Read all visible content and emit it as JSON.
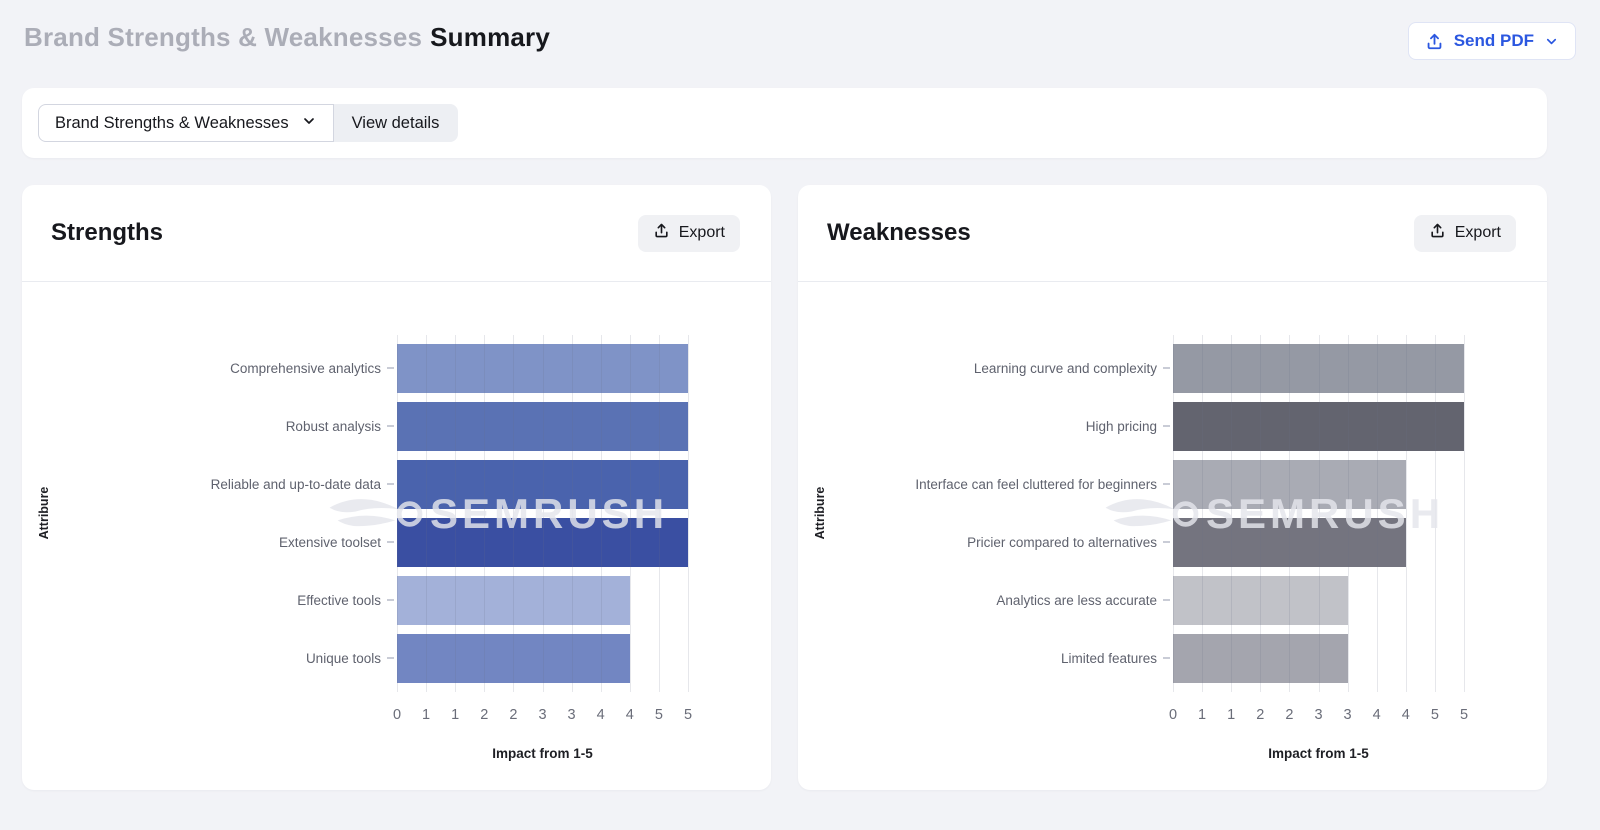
{
  "page": {
    "title_muted": "Brand Strengths & Weaknesses",
    "title_strong": "Summary",
    "send_pdf_label": "Send PDF"
  },
  "toolbar": {
    "dropdown_label": "Brand Strengths & Weaknesses",
    "view_details_label": "View details"
  },
  "cards": [
    {
      "title": "Strengths",
      "export_label": "Export"
    },
    {
      "title": "Weaknesses",
      "export_label": "Export"
    }
  ],
  "watermark_text": "SEMRUSH",
  "colors": {
    "accent_blue": "#2b57e0",
    "page_bg": "#f2f3f7",
    "card_bg": "#ffffff",
    "muted_title": "#abadb7"
  },
  "chart_data": [
    {
      "type": "bar",
      "orientation": "horizontal",
      "title": "Strengths",
      "categories": [
        "Comprehensive analytics",
        "Robust analysis",
        "Reliable and up-to-date data",
        "Extensive toolset",
        "Effective tools",
        "Unique tools"
      ],
      "values": [
        5,
        5,
        5,
        5,
        4,
        4
      ],
      "bar_colors": [
        "#7f93c7",
        "#5a72b4",
        "#4a63ad",
        "#3a4fa2",
        "#a3b1d9",
        "#7286c2"
      ],
      "xlabel": "Impact from 1-5",
      "ylabel": "Attribure",
      "xlim": [
        0,
        5
      ],
      "tick_values": [
        0,
        0.5,
        1,
        1.5,
        2,
        2.5,
        3,
        3.5,
        4,
        4.5,
        5
      ],
      "tick_labels": [
        "0",
        "1",
        "1",
        "2",
        "2",
        "3",
        "3",
        "4",
        "4",
        "5",
        "5"
      ],
      "grid": true,
      "legend": false
    },
    {
      "type": "bar",
      "orientation": "horizontal",
      "title": "Weaknesses",
      "categories": [
        "Learning curve and complexity",
        "High pricing",
        "Interface can feel cluttered for beginners",
        "Pricier compared to alternatives",
        "Analytics are less accurate",
        "Limited features"
      ],
      "values": [
        5,
        5,
        4,
        4,
        3,
        3
      ],
      "bar_colors": [
        "#9599a4",
        "#63646f",
        "#a9abb4",
        "#74747f",
        "#c1c2c8",
        "#a4a5ae"
      ],
      "xlabel": "Impact from 1-5",
      "ylabel": "Attribure",
      "xlim": [
        0,
        5
      ],
      "tick_values": [
        0,
        0.5,
        1,
        1.5,
        2,
        2.5,
        3,
        3.5,
        4,
        4.5,
        5
      ],
      "tick_labels": [
        "0",
        "1",
        "1",
        "2",
        "2",
        "3",
        "3",
        "4",
        "4",
        "5",
        "5"
      ],
      "grid": true,
      "legend": false
    }
  ]
}
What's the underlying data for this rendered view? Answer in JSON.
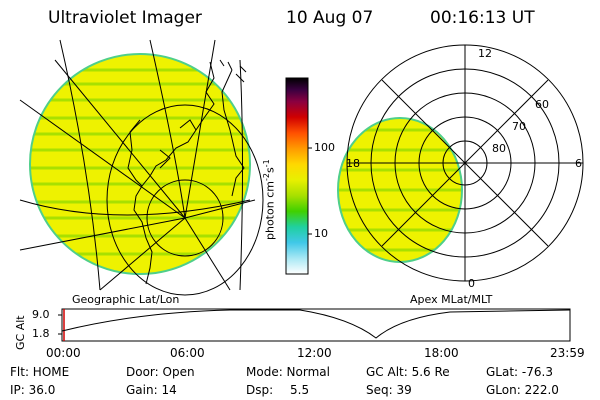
{
  "header": {
    "title": "Ultraviolet Imager",
    "date": "10 Aug 07",
    "time": "00:16:13 UT"
  },
  "colorbar": {
    "ticks": [
      "100",
      "10"
    ],
    "unit_base": "photon cm",
    "unit_exp1": "-2",
    "unit_mid": "s",
    "unit_exp2": "-1"
  },
  "geo_panel": {
    "label": "Geographic Lat/Lon"
  },
  "polar_panel": {
    "label": "Apex MLat/MLT",
    "mlt_labels": {
      "top": "12",
      "left": "18",
      "right": "6",
      "bottom": "0"
    },
    "lat_labels": [
      "60",
      "70",
      "80"
    ]
  },
  "altitude_strip": {
    "axis_label": "GC Alt",
    "ticks": [
      "9.0",
      "1.8"
    ],
    "time_ticks": [
      "00:00",
      "06:00",
      "12:00",
      "18:00",
      "23:59"
    ]
  },
  "status": {
    "flt": "Flt: HOME",
    "ip": "IP: 36.0",
    "door": "Door: Open",
    "gain": "Gain: 14",
    "mode": "Mode: Normal",
    "dsp": "Dsp:",
    "dsp_val": "5.5",
    "gcalt": "GC Alt: 5.6 Re",
    "seq": "Seq: 39",
    "glat": "GLat: -76.3",
    "glon": "GLon: 222.0"
  },
  "colors": {
    "fill": "#eef200",
    "stripe": "#a8e000",
    "edge": "#4fcf8a"
  }
}
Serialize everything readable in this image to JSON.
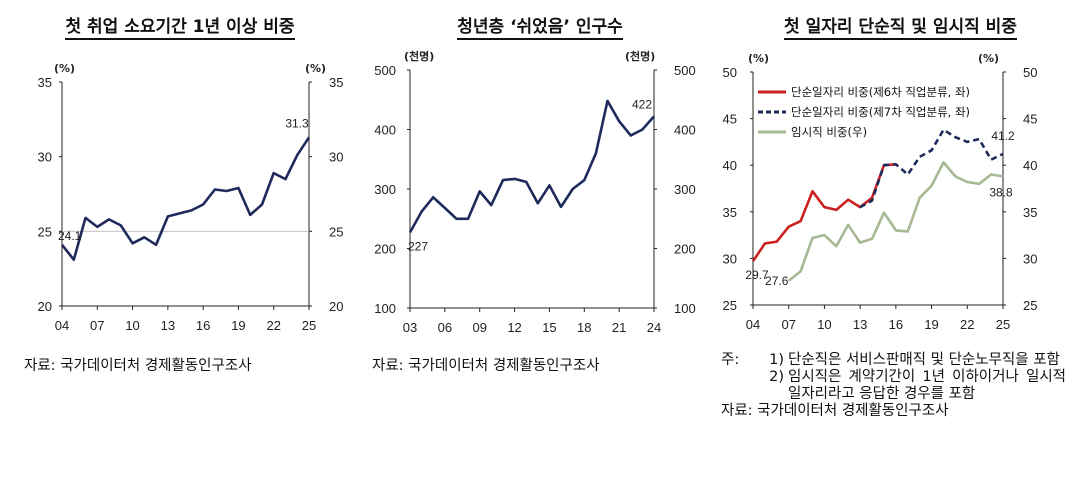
{
  "panels": [
    {
      "title": "첫 취업 소요기간 1년 이상 비중",
      "unit_left": "(%)",
      "unit_right": "(%)",
      "source": "자료: 국가데이터처 경제활동인구조사"
    },
    {
      "title": "청년층 ‘쉬었음’ 인구수",
      "unit_left": "(천명)",
      "unit_right": "(천명)",
      "source": "자료: 국가데이터처 경제활동인구조사"
    },
    {
      "title": "첫 일자리 단순직 및 임시직 비중",
      "unit_left": "(%)",
      "unit_right": "(%)",
      "legend": [
        "단순일자리 비중(제6차 직업분류, 좌)",
        "단순일자리 비중(제7차 직업분류, 좌)",
        "임시직 비중(우)"
      ],
      "notes": {
        "head": "주:",
        "items": [
          {
            "num": "1)",
            "text": "단순직은 서비스판매직 및 단순노무직을 포함"
          },
          {
            "num": "2)",
            "text": "임시직은 계약기간이 1년 이하이거나 일시적 일자리라고 응답한 경우를 포함"
          }
        ]
      },
      "source": "자료: 국가데이터처 경제활동인구조사"
    }
  ],
  "chart_data": [
    {
      "type": "line",
      "title": "첫 취업 소요기간 1년 이상 비중",
      "x": [
        2004,
        2005,
        2006,
        2007,
        2008,
        2009,
        2010,
        2011,
        2012,
        2013,
        2014,
        2015,
        2016,
        2017,
        2018,
        2019,
        2020,
        2021,
        2022,
        2023,
        2024,
        2025
      ],
      "xticks": [
        "04",
        "07",
        "10",
        "13",
        "16",
        "19",
        "22",
        "25"
      ],
      "xlim": [
        2004,
        2025
      ],
      "ylim": [
        20,
        35
      ],
      "yticks": [
        20,
        25,
        30,
        35
      ],
      "y_right_ticks": [
        20,
        25,
        30,
        35
      ],
      "series": [
        {
          "values": [
            24.1,
            23.1,
            25.9,
            25.3,
            25.8,
            25.4,
            24.2,
            24.6,
            24.1,
            26.0,
            26.2,
            26.4,
            26.8,
            27.8,
            27.7,
            27.9,
            26.1,
            26.8,
            28.9,
            28.5,
            30.1,
            31.3
          ],
          "color": "#1f2a5c"
        }
      ],
      "labels": [
        "24.1",
        "31.3"
      ],
      "grid": "horizontal at 25"
    },
    {
      "type": "line",
      "title": "청년층 ‘쉬었음’ 인구수",
      "x": [
        2003,
        2004,
        2005,
        2006,
        2007,
        2008,
        2009,
        2010,
        2011,
        2012,
        2013,
        2014,
        2015,
        2016,
        2017,
        2018,
        2019,
        2020,
        2021,
        2022,
        2023,
        2024
      ],
      "xticks": [
        "03",
        "06",
        "09",
        "12",
        "15",
        "18",
        "21",
        "24"
      ],
      "xlim": [
        2003,
        2024
      ],
      "ylim": [
        100,
        500
      ],
      "yticks": [
        100,
        200,
        300,
        400,
        500
      ],
      "y_right_ticks": [
        100,
        200,
        300,
        400,
        500
      ],
      "series": [
        {
          "values": [
            227,
            262,
            286,
            268,
            250,
            250,
            296,
            273,
            315,
            317,
            312,
            276,
            306,
            270,
            300,
            315,
            360,
            448,
            414,
            390,
            400,
            422
          ],
          "color": "#1f2a5c"
        }
      ],
      "labels": [
        "227",
        "422"
      ],
      "grid": "none"
    },
    {
      "type": "line",
      "title": "첫 일자리 단순직 및 임시직 비중",
      "xticks": [
        "04",
        "07",
        "10",
        "13",
        "16",
        "19",
        "22",
        "25"
      ],
      "xlim": [
        2004,
        2025
      ],
      "ylim": [
        25,
        50
      ],
      "yticks": [
        25,
        30,
        35,
        40,
        45,
        50
      ],
      "y_right_ticks": [
        25,
        30,
        35,
        40,
        45,
        50
      ],
      "series": [
        {
          "name": "단순일자리 비중(제6차 직업분류, 좌)",
          "axis": "left",
          "style": "solid",
          "color": "#cc1f1f",
          "x": [
            2004,
            2005,
            2006,
            2007,
            2008,
            2009,
            2010,
            2011,
            2012,
            2013,
            2014,
            2015,
            2016
          ],
          "values": [
            29.7,
            31.6,
            31.8,
            33.4,
            34.0,
            37.2,
            35.5,
            35.2,
            36.3,
            35.5,
            36.5,
            40.0,
            40.1
          ]
        },
        {
          "name": "단순일자리 비중(제7차 직업분류, 좌)",
          "axis": "left",
          "style": "dashed",
          "color": "#1f2a5c",
          "x": [
            2013,
            2014,
            2015,
            2016,
            2017,
            2018,
            2019,
            2020,
            2021,
            2022,
            2023,
            2024,
            2025
          ],
          "values": [
            35.5,
            36.2,
            40.0,
            40.1,
            39.0,
            40.9,
            41.6,
            43.8,
            43.0,
            42.5,
            42.8,
            40.6,
            41.2
          ]
        },
        {
          "name": "임시직 비중(우)",
          "axis": "right",
          "style": "solid",
          "color": "#a7b894",
          "x": [
            2007,
            2008,
            2009,
            2010,
            2011,
            2012,
            2013,
            2014,
            2015,
            2016,
            2017,
            2018,
            2019,
            2020,
            2021,
            2022,
            2023,
            2024,
            2025
          ],
          "values": [
            27.6,
            28.6,
            32.2,
            32.5,
            31.3,
            33.6,
            31.7,
            32.1,
            34.9,
            33.0,
            32.9,
            36.5,
            37.8,
            40.3,
            38.8,
            38.2,
            38.0,
            39.0,
            38.8
          ]
        }
      ],
      "labels": [
        "29.7",
        "27.6",
        "41.2",
        "38.8"
      ],
      "legend_position": "top-left",
      "grid": "none"
    }
  ]
}
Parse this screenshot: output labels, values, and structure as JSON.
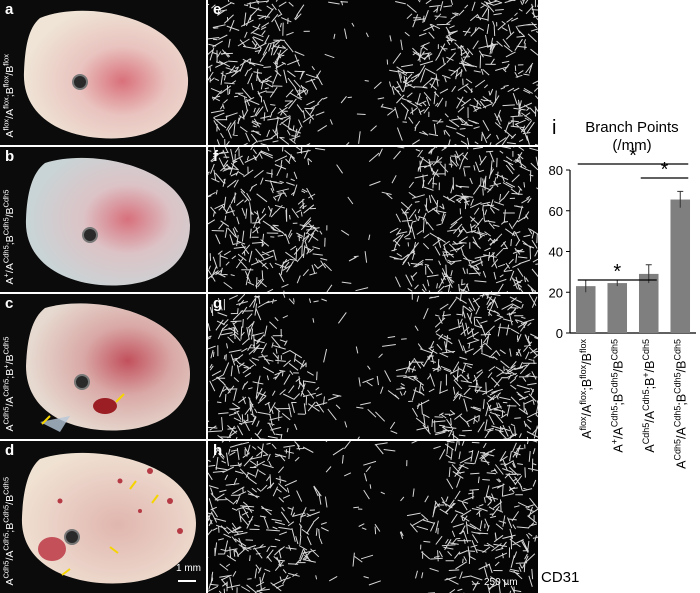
{
  "panels": {
    "a": {
      "label": "a",
      "genotype": [
        [
          "A",
          "flox"
        ],
        [
          "/A",
          "flox"
        ],
        [
          ";B",
          "flox"
        ],
        [
          "/B",
          "flox"
        ]
      ]
    },
    "b": {
      "label": "b",
      "genotype": [
        [
          "A",
          "+"
        ],
        [
          "/A",
          "Cdh5"
        ],
        [
          ";B",
          "Cdh5"
        ],
        [
          "/B",
          "Cdh5"
        ]
      ]
    },
    "c": {
      "label": "c",
      "genotype": [
        [
          "A",
          "Cdh5"
        ],
        [
          "/A",
          "Cdh5"
        ],
        [
          ";B",
          "+"
        ],
        [
          "/B",
          "Cdh5"
        ]
      ]
    },
    "d": {
      "label": "d",
      "genotype": [
        [
          "A",
          "Cdh5"
        ],
        [
          "/A",
          "Cdh5"
        ],
        [
          ";B",
          "Cdh5"
        ],
        [
          "/B",
          "Cdh5"
        ]
      ]
    },
    "e": {
      "label": "e"
    },
    "f": {
      "label": "f"
    },
    "g": {
      "label": "g"
    },
    "h": {
      "label": "h"
    }
  },
  "scale_bars": {
    "embryo": "1 mm",
    "vessel": "250 µm"
  },
  "stain_label": "CD31",
  "chart_data": {
    "type": "bar",
    "panel_label": "i",
    "title": "Branch Points",
    "unit": "(/mm)",
    "categories": [
      [
        [
          "A",
          "flox"
        ],
        [
          "/A",
          "flox"
        ],
        [
          ";B",
          "flox"
        ],
        [
          "/B",
          "flox"
        ]
      ],
      [
        [
          "A",
          "+"
        ],
        [
          "/A",
          "Cdh5"
        ],
        [
          ";B",
          "Cdh5"
        ],
        [
          "/B",
          "Cdh5"
        ]
      ],
      [
        [
          "A",
          "Cdh5"
        ],
        [
          "/A",
          "Cdh5"
        ],
        [
          ";B",
          "+"
        ],
        [
          "/B",
          "Cdh5"
        ]
      ],
      [
        [
          "A",
          "Cdh5"
        ],
        [
          "/A",
          "Cdh5"
        ],
        [
          ";B",
          "Cdh5"
        ],
        [
          "/B",
          "Cdh5"
        ]
      ]
    ],
    "values": [
      23,
      24.5,
      29,
      65.5
    ],
    "errors": [
      3,
      1.5,
      4.5,
      4
    ],
    "ylim": [
      0,
      80
    ],
    "yticks": [
      0,
      20,
      40,
      60,
      80
    ],
    "bar_color": "#7f7f7f",
    "significance": [
      {
        "from": 0,
        "to": 2,
        "label": "*"
      },
      {
        "from": 2,
        "to": 3,
        "label": "*"
      },
      {
        "from": 0,
        "to": 3,
        "label": "*"
      }
    ]
  }
}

# Your objective:
Reply with nothing but a number: how many lines of the entries above contain the string "JSON"?

# Result of the exercise:
4